→ Data:
## Start
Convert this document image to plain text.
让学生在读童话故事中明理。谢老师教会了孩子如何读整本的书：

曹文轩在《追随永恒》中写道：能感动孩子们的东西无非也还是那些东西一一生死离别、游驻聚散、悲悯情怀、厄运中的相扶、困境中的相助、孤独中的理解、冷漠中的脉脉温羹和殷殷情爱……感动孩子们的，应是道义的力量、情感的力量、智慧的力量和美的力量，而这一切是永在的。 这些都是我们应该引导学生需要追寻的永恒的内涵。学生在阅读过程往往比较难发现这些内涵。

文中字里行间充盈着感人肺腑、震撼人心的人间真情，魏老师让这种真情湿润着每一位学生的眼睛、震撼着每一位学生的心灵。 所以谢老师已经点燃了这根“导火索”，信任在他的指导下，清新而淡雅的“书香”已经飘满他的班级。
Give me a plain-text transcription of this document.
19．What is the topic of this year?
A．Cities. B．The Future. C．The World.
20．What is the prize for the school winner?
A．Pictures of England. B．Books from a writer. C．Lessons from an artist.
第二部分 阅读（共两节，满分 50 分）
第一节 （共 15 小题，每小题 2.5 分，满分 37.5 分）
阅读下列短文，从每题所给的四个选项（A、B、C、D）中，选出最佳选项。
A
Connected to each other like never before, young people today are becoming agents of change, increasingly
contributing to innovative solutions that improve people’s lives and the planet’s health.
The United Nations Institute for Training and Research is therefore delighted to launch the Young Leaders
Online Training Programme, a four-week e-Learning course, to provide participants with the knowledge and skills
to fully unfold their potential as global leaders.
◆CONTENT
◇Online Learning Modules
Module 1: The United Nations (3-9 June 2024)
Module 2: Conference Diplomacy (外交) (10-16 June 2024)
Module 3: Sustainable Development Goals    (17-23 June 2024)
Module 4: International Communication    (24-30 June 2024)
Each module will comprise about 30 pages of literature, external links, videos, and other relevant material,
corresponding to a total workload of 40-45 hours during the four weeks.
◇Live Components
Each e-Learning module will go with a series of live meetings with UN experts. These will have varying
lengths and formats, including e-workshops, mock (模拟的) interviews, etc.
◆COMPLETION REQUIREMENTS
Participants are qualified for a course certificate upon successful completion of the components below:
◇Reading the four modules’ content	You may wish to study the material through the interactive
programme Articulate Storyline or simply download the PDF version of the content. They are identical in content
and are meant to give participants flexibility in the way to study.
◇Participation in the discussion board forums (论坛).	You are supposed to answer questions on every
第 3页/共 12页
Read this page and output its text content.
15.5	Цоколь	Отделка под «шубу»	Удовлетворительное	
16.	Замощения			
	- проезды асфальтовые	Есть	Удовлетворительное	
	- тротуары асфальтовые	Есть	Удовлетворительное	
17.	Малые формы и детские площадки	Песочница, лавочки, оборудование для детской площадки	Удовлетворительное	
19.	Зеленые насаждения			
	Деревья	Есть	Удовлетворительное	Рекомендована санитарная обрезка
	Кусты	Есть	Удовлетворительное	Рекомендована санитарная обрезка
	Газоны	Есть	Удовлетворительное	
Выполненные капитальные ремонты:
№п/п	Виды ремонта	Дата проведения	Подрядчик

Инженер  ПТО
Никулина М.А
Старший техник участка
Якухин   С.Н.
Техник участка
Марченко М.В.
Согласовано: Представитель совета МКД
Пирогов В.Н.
## End
→ Work to complete: Which lines hold the word "material"? Return all of them from the records above.

→ Written solution:
Each module will comprise about 30 pages of literature, external links, videos, and other relevant material,
◇Reading the four modules’ content	You may wish to study the material through the interactive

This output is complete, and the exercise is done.